● **Excerpted text**:
So where does all this leave us? Indie films been losing approximately two billion a year (guesstimate: 4000 features @ $500K avg. budget; all not distributed or recouping).Gladwell’s summation essentially comes down to that there are no easy answers — but that easy answers do sell books (or at least get you a publishing deal, and the 4th of July meme of the moment).
- A good first step is to work harder to make your film better and more distinct.
- The second step is team up and start to truly collaborate.
- Try following Kevin Kelly’s 8 Generatives for step #3.
- I think the fourth step is follow those rules via some of the methods we’ve relayed here.
- Let’s call the fifth step sharing your knowledge with each other in hopes that we will find a way.
Today’s post is a guest post from Mathew Seig of New York Foundation For The Arts. We are thankful he’s picked up on this question and hope many of you also offer up suggestions.
Assuming that we care about films playing to a live audience in a dark theater, film festivals are the most likely venue that most independent filmmakers are going to have. For that purpose, the thousand or two thousand small U.S. festivals are as important as the largest. So instead of focusing solely on the large festivals that usually dominate our attention, let’s consider the small local and regional film festivals where independent films get most of their exposure. Large or small, film festivals have an important place in the changing world of independent film discussed by Ted Hope (“The New Model For Indie Film: The Ongoing Conversation”) at New York Foundation for the Arts on May 28, 2009 and then posted on TrulyFreeFilm.
As with so many of the independent films that they show, small festivals (and community micro-cinemas and similar venues) exist thanks to the largely unpaid efforts of serious film lovers. They don’t offer premiers of star-driven films or attract distribution representatives, but we increasingly rely on small festivals to nurture artists and audiences, and to bring personal and specialized cinema of all kinds to out-of-the-way communities. Yet small festivals share with filmmakers an urgent need to adapt to the changing circumstances of the entire business. Unlike the concern we regularly hear for filmmakers, distributors and theaters, there isn’t much hand-wringing about the fate of small festivals, or their quality, or much information about how they can keep up with the times, grow and improve.
Small festivals are largely staffed by people with a strong love of film but often without much knowledge of exhibition. To survive, prosper and grow, they need information, support, encouragement and useful criticism. The people who can best help them are those who have experience managing successful festivals, and who know how to develop relationships with audiences, sponsors, distributors and filmmakers.
Large festivals are some of the most logical places to institute this process. They provide important access to films, filmmakers and distributors, so they are already attended by representatives from smaller festivals. Adding educational programs, festival labs, and networking opportunities for their smaller cousins and for people entering the business would strengthen the entire community. A thousand healthy film festivals will help many thousands of filmmakers.

● **Information**:

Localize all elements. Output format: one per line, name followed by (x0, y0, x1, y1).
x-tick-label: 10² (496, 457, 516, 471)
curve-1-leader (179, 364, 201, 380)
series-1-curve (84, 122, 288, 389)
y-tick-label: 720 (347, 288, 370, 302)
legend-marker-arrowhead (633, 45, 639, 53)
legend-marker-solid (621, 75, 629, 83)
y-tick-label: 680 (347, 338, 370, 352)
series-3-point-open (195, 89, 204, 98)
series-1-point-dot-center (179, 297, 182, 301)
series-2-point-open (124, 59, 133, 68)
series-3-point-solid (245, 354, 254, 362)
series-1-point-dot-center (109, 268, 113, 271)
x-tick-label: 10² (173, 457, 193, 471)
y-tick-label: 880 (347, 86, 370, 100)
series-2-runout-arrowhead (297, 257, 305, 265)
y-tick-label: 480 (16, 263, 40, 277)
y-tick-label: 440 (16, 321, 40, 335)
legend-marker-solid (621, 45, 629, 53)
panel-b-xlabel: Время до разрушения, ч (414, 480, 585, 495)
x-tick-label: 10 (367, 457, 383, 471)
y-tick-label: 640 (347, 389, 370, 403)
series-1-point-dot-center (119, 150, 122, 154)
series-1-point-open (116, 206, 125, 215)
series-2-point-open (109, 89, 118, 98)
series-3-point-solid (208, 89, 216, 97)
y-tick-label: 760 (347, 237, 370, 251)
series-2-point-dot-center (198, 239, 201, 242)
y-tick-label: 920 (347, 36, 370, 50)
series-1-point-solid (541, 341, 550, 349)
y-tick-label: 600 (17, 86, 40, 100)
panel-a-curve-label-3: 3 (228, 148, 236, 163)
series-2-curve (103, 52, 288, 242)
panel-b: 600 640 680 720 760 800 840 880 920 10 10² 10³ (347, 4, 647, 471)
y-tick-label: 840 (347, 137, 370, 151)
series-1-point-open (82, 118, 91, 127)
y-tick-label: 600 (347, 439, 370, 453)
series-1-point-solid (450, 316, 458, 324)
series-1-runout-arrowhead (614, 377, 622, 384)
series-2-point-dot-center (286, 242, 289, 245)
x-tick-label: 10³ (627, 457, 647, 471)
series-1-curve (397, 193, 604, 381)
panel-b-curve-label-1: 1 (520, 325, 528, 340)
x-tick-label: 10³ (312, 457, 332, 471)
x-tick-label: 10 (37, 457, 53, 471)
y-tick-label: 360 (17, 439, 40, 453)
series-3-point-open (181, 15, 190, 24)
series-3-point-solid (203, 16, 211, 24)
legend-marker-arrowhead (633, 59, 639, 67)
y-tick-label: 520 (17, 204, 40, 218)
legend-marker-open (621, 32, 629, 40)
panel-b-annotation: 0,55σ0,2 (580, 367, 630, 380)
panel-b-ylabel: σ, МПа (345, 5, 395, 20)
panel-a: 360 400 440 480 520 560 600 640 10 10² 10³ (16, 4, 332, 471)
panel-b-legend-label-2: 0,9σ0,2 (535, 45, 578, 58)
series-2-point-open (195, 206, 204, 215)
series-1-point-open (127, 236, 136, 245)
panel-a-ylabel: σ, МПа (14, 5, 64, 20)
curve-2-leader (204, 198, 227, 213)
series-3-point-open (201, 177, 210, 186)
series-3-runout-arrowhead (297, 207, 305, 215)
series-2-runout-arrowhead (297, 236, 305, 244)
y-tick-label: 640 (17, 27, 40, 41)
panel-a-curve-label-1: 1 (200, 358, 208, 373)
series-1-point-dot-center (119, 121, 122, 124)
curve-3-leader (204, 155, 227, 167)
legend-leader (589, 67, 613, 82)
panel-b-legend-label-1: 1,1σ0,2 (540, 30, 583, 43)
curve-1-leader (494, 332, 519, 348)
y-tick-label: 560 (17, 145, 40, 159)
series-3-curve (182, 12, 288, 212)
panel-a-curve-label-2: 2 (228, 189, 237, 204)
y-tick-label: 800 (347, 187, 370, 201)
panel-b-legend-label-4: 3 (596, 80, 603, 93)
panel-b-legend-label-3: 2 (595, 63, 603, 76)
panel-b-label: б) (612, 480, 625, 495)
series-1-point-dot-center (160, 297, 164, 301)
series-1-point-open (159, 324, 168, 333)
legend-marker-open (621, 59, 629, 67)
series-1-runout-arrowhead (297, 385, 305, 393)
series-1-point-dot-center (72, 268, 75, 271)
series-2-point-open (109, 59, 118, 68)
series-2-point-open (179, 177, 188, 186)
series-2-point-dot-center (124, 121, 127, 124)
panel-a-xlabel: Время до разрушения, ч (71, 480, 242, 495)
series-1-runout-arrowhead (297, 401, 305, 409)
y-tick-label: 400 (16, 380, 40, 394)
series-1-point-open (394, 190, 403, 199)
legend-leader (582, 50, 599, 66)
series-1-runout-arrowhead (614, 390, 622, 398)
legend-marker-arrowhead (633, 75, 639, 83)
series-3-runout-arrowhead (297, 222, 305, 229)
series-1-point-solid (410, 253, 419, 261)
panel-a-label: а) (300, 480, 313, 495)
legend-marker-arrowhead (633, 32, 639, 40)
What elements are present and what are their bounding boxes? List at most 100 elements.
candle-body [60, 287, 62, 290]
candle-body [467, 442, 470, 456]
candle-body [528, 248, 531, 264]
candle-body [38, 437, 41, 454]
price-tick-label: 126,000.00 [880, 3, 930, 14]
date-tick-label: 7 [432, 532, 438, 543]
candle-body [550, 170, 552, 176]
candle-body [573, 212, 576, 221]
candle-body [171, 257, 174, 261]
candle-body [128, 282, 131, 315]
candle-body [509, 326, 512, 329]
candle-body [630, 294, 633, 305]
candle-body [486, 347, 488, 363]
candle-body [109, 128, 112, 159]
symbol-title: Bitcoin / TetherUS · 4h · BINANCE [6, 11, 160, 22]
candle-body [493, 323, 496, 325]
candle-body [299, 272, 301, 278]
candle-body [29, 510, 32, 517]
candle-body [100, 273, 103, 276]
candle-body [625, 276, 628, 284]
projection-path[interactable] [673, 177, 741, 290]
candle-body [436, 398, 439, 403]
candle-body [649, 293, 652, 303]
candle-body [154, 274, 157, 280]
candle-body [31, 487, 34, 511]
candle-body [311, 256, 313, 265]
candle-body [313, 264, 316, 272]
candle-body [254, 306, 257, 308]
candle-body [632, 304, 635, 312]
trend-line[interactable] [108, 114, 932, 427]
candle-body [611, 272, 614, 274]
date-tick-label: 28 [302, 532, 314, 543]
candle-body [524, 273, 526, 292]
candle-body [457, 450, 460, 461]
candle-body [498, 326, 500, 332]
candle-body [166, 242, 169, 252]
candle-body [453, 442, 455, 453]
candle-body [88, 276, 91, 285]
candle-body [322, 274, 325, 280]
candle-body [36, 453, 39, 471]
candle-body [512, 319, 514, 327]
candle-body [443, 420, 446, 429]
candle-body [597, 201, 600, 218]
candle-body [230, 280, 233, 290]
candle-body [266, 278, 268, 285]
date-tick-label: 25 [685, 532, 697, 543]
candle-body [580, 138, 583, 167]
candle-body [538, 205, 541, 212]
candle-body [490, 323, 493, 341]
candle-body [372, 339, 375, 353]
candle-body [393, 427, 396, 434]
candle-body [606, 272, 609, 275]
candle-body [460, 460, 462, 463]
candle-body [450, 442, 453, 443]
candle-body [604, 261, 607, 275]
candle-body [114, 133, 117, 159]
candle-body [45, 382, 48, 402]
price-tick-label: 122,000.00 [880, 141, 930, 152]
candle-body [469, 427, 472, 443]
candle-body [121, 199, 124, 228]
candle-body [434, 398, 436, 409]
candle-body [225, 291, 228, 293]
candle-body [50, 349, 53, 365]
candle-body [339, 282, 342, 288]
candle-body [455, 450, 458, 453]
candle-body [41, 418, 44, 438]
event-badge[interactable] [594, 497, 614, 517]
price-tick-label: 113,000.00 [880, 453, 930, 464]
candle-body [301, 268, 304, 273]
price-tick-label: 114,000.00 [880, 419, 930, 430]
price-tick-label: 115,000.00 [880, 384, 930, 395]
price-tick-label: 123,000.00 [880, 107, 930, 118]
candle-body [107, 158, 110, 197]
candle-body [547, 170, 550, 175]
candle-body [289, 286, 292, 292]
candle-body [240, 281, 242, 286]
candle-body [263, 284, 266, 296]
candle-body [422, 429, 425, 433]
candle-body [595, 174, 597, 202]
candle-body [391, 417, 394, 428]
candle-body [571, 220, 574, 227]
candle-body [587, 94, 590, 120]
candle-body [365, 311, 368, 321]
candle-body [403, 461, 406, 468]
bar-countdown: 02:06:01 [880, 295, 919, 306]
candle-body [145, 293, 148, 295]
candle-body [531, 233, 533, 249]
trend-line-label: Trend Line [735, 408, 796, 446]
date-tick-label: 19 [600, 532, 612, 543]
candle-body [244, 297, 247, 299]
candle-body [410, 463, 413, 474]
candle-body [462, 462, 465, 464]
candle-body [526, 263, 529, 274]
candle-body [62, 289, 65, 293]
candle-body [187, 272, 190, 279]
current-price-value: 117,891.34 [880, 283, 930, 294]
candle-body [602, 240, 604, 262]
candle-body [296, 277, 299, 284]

● **Exercise**:
According to the film festival text, why are large festivals a logical place to help smaller festivals? Answer in one to three sentences. The records are separate material, unrelated to the film festival text.

● **Finished task**:
Large festivals give important access to films, filmmakers and distributors, so representatives from smaller festivals already attend them. Adding educational programs, festival labs and networking opportunities there would therefore reach those smaller festivals and strengthen the whole community.